[Exercise instructions]
Each line of the listing that contains the word "faces" is to be copied.

[Records shown]
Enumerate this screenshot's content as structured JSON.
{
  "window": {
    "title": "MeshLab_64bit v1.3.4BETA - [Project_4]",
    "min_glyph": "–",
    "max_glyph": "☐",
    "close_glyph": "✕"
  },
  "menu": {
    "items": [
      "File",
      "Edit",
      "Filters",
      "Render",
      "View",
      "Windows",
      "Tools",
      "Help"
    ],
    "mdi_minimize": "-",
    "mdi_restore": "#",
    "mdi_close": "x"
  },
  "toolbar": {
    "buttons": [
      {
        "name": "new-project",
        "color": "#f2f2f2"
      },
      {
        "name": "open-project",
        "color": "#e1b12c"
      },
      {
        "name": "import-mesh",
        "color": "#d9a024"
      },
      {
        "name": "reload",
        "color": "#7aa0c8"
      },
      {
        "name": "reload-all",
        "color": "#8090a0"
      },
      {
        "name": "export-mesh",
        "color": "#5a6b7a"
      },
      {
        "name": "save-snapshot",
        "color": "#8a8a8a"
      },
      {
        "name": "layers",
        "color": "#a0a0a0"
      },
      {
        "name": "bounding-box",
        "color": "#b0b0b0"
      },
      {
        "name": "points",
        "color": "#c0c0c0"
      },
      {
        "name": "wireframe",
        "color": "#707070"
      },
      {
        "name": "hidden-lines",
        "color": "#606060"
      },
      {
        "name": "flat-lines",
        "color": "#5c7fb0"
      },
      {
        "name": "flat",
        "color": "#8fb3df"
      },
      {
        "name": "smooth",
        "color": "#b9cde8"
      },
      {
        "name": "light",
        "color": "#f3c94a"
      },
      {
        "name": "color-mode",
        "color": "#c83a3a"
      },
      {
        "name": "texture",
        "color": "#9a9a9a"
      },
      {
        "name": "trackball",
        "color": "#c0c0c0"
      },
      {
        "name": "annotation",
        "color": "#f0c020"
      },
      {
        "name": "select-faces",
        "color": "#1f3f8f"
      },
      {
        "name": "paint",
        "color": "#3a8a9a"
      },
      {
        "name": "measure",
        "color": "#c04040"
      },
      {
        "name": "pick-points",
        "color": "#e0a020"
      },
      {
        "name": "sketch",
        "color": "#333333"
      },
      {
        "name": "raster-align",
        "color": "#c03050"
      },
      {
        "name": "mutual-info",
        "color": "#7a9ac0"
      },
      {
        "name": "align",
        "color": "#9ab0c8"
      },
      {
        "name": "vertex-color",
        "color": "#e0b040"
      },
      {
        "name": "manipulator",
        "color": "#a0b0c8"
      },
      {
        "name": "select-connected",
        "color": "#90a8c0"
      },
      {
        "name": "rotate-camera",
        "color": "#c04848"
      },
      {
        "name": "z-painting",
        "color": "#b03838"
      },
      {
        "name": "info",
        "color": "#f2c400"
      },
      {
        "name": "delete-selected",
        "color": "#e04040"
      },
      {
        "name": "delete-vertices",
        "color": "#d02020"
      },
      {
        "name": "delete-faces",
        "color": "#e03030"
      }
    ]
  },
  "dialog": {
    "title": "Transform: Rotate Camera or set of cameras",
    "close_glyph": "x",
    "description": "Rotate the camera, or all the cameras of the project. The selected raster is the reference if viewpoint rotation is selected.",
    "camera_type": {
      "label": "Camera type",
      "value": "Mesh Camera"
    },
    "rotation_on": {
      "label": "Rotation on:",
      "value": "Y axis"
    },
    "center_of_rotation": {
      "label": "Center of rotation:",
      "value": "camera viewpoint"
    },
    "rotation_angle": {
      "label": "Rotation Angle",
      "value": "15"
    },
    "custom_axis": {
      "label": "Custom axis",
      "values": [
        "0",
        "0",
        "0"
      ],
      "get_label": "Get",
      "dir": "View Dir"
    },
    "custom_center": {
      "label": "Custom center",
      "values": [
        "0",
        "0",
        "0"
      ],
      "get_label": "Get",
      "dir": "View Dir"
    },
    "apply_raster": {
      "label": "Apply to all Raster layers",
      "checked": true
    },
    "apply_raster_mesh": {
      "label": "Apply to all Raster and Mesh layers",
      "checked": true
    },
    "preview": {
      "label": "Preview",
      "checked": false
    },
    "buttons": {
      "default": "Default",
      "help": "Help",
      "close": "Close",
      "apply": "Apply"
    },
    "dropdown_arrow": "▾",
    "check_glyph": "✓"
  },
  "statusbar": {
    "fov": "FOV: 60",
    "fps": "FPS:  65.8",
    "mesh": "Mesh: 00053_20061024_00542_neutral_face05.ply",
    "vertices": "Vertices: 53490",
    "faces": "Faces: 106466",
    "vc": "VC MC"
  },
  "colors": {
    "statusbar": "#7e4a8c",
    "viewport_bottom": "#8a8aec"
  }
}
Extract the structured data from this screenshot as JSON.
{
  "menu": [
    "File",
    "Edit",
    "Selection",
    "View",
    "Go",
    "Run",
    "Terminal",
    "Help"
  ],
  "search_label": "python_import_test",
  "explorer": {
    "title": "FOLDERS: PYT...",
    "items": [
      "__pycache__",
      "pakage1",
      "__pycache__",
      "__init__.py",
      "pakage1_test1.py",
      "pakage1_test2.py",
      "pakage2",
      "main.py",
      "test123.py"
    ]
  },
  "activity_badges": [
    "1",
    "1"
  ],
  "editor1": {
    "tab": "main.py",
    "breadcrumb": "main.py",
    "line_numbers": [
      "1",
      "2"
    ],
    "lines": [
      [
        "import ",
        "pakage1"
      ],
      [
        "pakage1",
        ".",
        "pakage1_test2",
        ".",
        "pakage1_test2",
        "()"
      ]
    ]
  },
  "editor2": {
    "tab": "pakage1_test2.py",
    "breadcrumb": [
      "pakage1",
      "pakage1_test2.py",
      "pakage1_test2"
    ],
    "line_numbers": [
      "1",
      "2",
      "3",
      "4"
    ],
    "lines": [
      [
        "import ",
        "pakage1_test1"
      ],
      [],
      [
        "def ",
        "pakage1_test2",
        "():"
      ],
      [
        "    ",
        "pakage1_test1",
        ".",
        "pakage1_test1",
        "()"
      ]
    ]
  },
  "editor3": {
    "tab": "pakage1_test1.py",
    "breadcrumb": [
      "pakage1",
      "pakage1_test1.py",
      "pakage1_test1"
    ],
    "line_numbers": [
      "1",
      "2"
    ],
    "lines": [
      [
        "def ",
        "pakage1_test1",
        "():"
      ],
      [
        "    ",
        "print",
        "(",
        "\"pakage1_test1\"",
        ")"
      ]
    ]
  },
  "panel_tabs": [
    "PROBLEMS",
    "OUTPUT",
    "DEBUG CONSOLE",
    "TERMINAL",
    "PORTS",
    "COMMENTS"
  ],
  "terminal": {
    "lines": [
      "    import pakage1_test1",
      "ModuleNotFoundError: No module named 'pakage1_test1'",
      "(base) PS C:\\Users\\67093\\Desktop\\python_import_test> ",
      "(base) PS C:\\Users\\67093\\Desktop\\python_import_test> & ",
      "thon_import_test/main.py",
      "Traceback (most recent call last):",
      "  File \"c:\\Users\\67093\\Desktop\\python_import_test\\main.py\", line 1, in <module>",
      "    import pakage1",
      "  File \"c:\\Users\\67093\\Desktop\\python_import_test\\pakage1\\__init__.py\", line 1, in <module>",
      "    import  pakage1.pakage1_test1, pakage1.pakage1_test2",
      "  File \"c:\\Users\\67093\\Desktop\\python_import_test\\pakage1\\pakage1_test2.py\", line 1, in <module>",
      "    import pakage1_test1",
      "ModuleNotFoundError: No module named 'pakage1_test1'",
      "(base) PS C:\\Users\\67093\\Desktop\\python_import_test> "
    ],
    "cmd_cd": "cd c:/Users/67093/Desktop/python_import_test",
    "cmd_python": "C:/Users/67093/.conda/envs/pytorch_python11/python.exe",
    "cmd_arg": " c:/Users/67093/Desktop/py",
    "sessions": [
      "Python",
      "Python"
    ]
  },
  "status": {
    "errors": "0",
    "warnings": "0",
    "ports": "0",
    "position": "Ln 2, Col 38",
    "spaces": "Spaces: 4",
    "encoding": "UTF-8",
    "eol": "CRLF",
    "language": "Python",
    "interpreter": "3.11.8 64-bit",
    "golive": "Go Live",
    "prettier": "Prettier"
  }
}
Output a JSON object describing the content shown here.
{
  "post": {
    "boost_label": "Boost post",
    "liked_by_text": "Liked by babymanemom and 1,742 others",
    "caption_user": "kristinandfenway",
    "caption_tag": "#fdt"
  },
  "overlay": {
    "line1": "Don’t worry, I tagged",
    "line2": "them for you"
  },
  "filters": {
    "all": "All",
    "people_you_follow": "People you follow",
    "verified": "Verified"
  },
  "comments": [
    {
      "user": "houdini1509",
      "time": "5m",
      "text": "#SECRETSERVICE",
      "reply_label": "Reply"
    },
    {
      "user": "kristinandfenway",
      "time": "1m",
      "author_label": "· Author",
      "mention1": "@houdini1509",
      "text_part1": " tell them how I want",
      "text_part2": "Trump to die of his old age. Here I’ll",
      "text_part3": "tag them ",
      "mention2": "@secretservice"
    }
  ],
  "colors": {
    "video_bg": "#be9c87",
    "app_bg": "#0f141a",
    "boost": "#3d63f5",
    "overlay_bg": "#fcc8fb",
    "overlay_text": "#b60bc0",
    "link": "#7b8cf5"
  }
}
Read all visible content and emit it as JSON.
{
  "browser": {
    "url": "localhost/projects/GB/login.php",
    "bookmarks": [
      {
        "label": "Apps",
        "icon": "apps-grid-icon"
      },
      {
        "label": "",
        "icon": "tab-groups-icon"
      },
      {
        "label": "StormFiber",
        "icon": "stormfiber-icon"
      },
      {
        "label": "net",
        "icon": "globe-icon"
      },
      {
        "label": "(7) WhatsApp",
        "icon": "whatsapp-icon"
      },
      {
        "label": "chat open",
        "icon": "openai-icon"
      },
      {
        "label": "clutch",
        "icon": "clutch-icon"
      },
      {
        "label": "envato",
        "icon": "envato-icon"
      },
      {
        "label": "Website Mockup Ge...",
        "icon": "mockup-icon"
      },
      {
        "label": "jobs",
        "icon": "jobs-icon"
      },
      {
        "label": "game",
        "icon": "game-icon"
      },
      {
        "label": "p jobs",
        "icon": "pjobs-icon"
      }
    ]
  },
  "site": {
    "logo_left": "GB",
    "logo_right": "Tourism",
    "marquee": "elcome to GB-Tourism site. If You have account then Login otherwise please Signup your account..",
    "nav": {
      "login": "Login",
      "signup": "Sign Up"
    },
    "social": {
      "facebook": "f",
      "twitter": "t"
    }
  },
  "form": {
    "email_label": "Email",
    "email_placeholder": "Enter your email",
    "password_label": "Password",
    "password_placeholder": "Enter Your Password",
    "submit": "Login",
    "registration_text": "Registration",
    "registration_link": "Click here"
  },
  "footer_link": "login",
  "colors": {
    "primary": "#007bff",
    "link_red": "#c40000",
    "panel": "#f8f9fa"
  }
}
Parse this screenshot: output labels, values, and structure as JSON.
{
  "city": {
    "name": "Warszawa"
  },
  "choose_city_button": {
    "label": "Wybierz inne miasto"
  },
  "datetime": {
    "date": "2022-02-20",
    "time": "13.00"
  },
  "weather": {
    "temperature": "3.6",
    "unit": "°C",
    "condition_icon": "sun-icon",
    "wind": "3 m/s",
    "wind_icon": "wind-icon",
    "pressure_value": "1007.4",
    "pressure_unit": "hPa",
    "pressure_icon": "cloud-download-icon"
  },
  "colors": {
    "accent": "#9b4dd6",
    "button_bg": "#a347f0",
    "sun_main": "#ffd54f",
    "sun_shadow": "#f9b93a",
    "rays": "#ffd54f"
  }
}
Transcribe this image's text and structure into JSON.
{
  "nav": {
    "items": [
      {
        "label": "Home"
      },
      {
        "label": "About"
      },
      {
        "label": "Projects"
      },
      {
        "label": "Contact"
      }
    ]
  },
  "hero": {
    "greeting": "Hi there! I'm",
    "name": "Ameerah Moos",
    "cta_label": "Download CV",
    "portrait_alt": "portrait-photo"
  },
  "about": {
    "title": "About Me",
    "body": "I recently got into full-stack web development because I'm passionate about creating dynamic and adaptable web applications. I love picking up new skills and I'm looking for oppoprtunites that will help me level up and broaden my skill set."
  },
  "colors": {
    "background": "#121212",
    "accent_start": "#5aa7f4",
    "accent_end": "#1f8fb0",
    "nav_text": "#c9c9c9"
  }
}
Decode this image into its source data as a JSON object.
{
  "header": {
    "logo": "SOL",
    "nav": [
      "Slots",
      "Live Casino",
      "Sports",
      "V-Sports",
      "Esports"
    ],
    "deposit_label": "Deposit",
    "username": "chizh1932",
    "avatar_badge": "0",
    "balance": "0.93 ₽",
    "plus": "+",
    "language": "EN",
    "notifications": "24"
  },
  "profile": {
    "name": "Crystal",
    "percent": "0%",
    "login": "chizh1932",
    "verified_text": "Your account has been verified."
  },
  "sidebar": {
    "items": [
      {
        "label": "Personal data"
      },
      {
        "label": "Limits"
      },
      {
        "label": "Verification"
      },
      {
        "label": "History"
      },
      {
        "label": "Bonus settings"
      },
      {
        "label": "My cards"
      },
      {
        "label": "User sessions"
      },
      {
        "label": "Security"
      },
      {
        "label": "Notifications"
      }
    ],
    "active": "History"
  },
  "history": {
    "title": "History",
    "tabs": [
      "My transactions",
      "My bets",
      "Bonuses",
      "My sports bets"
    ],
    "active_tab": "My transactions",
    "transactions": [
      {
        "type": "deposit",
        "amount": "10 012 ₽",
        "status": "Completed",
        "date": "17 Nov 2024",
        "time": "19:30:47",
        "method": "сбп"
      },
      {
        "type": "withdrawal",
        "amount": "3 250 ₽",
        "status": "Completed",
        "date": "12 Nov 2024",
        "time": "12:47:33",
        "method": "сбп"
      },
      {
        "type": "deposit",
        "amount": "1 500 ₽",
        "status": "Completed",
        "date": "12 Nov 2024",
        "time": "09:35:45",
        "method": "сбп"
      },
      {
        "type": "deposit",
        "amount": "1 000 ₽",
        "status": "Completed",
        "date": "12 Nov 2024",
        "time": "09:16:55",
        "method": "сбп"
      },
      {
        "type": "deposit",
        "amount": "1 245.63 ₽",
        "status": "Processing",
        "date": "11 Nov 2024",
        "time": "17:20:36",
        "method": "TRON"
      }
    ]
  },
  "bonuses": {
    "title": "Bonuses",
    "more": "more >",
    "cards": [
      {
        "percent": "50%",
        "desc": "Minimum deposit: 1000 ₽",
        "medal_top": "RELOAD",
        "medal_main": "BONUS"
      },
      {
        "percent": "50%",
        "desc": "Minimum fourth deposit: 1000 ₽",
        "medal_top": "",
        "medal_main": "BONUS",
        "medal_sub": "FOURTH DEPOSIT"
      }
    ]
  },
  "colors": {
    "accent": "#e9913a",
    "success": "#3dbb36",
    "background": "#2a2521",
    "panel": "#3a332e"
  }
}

[Exercise response]
        "name": "select-faces",
        "name": "delete-faces",
    "faces": "Faces: 106466",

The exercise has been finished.